- _What you need to do_
Find the lines with "octobre" in them and copy them out.

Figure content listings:
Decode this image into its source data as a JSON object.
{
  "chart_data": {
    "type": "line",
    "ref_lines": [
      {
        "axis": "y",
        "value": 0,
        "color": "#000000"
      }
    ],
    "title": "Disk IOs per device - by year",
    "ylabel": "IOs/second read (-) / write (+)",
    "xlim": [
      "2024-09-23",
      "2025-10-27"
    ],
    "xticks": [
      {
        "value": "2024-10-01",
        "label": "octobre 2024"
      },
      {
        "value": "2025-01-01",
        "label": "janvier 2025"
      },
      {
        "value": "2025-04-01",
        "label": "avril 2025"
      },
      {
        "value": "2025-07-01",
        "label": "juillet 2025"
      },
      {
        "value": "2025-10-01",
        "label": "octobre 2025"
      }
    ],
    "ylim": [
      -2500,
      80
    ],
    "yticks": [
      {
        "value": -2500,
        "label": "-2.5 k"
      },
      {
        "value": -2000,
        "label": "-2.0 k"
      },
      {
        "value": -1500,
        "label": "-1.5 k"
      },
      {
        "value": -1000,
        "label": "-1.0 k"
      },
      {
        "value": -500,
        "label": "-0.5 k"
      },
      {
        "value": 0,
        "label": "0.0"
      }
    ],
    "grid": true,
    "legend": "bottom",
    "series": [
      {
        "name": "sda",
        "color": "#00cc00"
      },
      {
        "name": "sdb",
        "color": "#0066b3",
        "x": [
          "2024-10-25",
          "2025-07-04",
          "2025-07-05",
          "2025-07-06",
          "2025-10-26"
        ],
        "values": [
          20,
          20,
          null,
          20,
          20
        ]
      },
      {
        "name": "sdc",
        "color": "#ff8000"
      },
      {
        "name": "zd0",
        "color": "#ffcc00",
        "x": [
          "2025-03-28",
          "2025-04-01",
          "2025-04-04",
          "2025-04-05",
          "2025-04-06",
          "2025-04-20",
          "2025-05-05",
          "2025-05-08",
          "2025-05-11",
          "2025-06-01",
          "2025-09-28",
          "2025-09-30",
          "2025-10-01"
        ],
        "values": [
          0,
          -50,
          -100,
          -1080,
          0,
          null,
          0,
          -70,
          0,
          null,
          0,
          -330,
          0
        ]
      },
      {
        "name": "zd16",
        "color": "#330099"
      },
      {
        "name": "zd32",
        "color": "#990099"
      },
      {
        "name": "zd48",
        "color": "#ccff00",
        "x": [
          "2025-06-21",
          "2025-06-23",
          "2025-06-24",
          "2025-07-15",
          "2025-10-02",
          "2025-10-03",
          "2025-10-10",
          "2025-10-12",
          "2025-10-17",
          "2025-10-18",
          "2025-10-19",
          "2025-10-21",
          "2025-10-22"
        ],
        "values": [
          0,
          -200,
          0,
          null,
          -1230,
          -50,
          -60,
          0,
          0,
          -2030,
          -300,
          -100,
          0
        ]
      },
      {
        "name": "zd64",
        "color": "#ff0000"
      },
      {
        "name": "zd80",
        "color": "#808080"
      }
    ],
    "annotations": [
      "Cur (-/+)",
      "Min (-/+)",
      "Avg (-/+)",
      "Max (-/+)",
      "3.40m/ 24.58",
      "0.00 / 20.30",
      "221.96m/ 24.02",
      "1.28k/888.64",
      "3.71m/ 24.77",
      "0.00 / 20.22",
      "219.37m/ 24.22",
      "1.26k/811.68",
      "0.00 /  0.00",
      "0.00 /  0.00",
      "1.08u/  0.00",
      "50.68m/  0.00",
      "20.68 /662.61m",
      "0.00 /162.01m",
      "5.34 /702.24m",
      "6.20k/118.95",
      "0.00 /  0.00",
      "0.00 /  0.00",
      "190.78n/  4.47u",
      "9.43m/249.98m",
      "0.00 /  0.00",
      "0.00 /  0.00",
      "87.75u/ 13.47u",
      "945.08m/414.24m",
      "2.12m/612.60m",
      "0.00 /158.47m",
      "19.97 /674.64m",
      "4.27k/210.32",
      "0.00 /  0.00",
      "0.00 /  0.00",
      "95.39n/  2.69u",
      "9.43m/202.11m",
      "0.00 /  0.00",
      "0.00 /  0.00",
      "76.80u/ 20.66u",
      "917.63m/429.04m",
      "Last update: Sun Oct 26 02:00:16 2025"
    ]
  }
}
...
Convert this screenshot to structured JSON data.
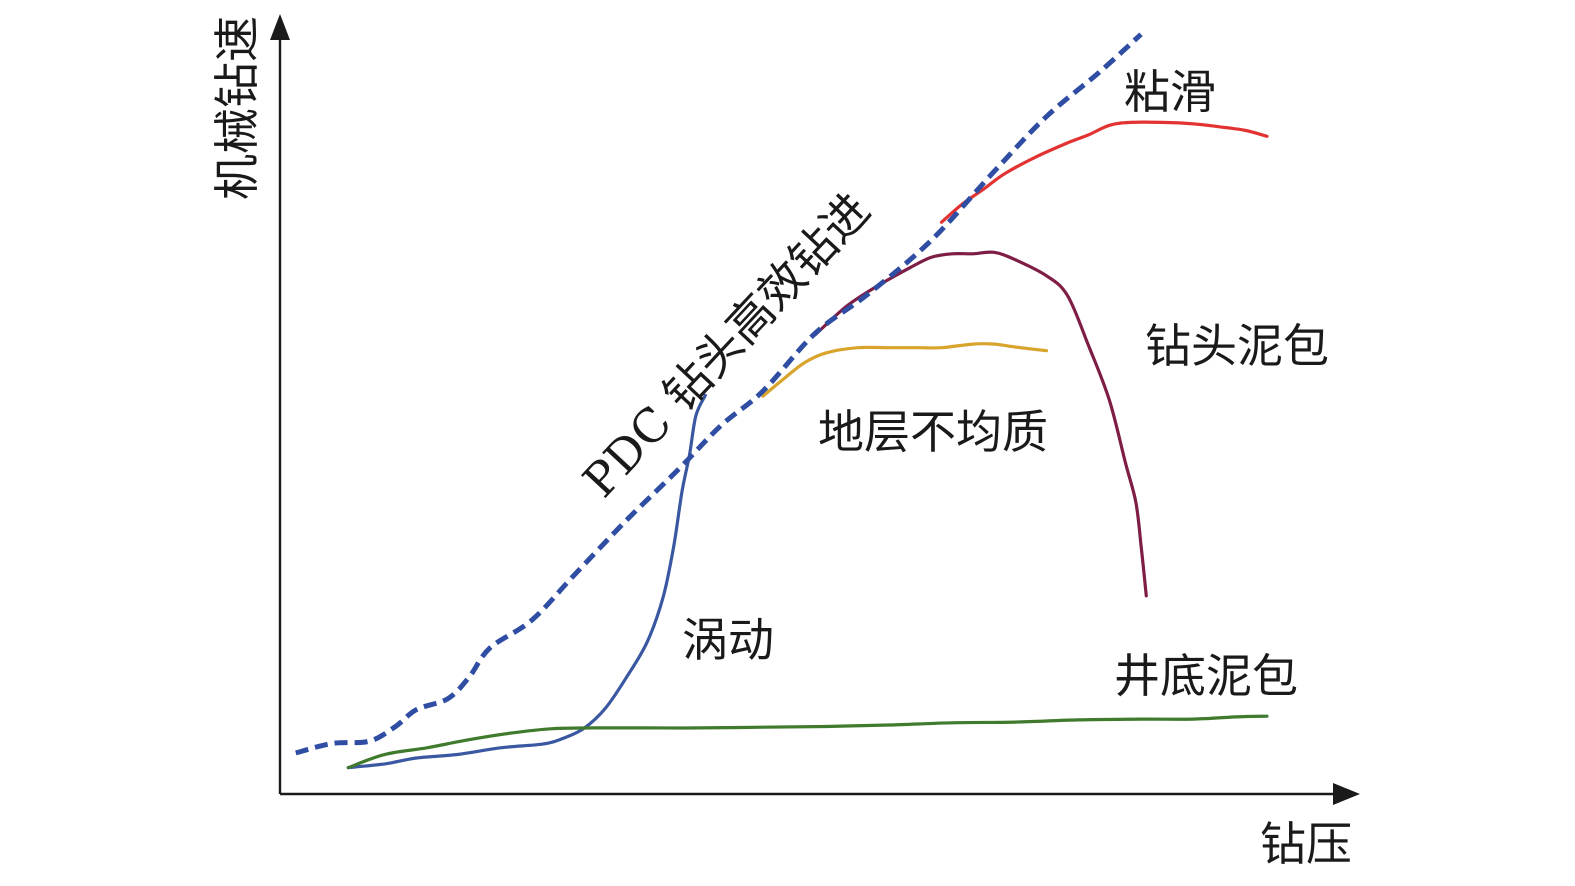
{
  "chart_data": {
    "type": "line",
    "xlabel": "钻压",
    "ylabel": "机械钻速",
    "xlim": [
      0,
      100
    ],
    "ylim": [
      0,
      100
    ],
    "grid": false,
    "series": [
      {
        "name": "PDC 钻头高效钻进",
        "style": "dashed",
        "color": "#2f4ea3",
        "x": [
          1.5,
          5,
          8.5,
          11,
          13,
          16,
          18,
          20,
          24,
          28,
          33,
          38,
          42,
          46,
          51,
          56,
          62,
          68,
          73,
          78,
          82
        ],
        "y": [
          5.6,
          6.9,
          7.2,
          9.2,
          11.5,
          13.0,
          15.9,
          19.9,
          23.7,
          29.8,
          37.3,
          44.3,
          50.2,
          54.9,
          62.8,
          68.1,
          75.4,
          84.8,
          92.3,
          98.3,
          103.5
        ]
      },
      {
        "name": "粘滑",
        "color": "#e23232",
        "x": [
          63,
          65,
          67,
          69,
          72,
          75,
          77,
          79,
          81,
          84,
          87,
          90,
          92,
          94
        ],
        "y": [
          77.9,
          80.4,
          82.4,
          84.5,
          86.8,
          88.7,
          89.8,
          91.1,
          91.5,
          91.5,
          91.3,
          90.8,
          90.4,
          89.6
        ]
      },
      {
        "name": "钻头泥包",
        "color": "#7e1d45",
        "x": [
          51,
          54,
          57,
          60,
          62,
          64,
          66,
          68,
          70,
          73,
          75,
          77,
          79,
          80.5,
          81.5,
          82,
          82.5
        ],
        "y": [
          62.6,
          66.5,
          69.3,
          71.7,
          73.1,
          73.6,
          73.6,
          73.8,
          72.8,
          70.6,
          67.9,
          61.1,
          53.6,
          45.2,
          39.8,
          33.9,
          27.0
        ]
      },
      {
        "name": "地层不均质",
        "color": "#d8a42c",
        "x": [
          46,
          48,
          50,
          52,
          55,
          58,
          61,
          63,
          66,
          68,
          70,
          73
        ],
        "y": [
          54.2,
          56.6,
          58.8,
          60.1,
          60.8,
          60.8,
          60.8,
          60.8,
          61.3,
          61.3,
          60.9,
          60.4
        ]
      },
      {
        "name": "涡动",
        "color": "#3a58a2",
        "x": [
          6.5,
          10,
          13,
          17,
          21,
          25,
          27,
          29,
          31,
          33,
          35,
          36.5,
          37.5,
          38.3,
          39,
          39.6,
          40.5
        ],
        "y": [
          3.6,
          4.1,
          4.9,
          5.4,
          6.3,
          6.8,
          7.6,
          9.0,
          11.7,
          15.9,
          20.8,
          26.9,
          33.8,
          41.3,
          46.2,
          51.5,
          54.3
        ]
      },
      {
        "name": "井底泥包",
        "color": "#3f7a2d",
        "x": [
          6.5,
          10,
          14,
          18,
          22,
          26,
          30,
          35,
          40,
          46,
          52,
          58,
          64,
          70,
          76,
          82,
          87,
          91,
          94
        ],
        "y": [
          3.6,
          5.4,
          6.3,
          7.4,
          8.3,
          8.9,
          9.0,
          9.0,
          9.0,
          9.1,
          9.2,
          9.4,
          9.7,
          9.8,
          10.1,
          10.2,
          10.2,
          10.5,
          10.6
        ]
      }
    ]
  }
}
* * *
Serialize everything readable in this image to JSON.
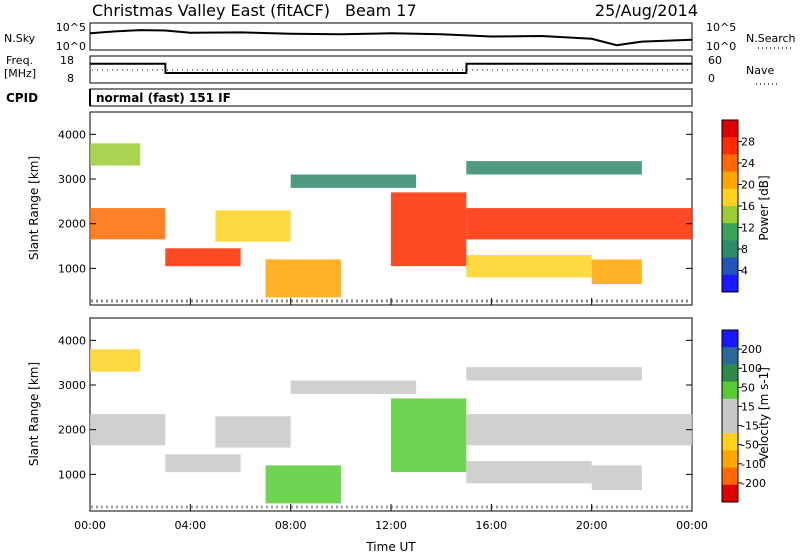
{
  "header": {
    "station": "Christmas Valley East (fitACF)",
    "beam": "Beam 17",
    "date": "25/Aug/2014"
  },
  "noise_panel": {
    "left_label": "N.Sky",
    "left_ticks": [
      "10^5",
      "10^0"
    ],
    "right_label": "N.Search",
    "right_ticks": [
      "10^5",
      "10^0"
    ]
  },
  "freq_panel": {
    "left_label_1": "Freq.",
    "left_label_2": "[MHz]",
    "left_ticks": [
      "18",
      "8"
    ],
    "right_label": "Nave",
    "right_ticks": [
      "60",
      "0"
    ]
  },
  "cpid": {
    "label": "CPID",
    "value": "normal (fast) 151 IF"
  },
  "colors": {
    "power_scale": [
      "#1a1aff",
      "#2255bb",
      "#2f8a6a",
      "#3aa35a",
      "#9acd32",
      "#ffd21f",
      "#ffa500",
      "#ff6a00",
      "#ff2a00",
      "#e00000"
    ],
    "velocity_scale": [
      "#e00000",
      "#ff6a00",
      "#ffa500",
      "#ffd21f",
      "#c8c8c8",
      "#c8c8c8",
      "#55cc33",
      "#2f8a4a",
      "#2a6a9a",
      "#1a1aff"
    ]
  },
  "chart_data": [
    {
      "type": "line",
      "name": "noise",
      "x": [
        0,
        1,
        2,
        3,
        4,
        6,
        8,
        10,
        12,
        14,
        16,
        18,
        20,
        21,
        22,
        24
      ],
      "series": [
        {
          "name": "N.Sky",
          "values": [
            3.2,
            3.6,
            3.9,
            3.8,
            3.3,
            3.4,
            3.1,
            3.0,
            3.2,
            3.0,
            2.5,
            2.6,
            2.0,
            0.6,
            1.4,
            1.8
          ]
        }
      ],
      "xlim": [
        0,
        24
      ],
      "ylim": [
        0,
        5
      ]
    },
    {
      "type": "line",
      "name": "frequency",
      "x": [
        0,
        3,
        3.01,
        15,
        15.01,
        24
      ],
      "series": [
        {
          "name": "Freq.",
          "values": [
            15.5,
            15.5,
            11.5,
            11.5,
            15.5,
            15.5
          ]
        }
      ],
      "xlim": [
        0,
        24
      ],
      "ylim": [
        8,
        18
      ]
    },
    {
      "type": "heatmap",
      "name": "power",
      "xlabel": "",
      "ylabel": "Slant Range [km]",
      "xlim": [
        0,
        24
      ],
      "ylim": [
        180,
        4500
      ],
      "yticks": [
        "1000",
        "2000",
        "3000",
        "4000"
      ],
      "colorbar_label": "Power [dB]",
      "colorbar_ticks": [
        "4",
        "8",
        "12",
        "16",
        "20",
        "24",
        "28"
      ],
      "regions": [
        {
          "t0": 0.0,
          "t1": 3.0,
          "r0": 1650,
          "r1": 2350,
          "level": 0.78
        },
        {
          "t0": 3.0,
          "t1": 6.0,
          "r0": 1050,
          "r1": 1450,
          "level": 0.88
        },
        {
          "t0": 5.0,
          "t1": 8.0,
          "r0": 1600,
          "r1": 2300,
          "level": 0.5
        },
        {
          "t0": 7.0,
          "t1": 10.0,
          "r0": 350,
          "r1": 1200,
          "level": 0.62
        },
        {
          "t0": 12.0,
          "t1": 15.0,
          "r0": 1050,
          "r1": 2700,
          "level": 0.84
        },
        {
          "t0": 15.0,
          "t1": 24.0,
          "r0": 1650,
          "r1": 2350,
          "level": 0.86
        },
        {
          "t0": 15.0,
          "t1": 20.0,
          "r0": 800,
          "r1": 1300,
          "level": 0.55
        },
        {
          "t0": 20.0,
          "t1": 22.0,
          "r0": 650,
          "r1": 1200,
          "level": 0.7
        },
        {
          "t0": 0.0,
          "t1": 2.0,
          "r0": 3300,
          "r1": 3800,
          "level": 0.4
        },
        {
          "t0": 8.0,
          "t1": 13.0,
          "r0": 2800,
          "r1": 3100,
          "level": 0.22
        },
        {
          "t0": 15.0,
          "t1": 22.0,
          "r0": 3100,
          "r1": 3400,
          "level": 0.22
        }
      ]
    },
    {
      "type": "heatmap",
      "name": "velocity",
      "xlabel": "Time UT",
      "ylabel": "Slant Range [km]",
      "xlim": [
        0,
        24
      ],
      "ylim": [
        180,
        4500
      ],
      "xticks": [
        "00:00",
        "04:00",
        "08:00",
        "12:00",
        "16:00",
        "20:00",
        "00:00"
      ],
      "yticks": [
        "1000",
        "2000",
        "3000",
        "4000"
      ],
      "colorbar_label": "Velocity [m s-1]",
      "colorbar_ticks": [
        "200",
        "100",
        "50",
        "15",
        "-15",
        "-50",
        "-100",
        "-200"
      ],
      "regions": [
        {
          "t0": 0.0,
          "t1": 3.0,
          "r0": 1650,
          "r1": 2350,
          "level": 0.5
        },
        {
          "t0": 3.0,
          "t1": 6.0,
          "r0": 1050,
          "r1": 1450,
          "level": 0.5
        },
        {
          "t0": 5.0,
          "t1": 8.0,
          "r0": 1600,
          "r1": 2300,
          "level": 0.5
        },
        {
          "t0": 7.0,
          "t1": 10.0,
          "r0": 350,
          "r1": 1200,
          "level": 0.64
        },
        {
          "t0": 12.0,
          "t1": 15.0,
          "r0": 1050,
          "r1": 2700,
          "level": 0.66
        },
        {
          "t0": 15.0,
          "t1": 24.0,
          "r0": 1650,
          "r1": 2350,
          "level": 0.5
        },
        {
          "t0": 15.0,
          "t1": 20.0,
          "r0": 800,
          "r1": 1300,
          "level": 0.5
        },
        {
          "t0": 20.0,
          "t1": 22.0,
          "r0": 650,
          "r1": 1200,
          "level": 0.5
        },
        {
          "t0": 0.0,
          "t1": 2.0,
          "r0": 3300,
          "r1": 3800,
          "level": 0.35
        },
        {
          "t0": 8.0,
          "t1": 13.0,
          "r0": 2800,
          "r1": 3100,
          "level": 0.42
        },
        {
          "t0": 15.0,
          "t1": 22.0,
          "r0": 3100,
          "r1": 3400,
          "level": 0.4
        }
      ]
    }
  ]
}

- _Response to this task_
        "label": "octobre 2024"
        "label": "octobre 2025"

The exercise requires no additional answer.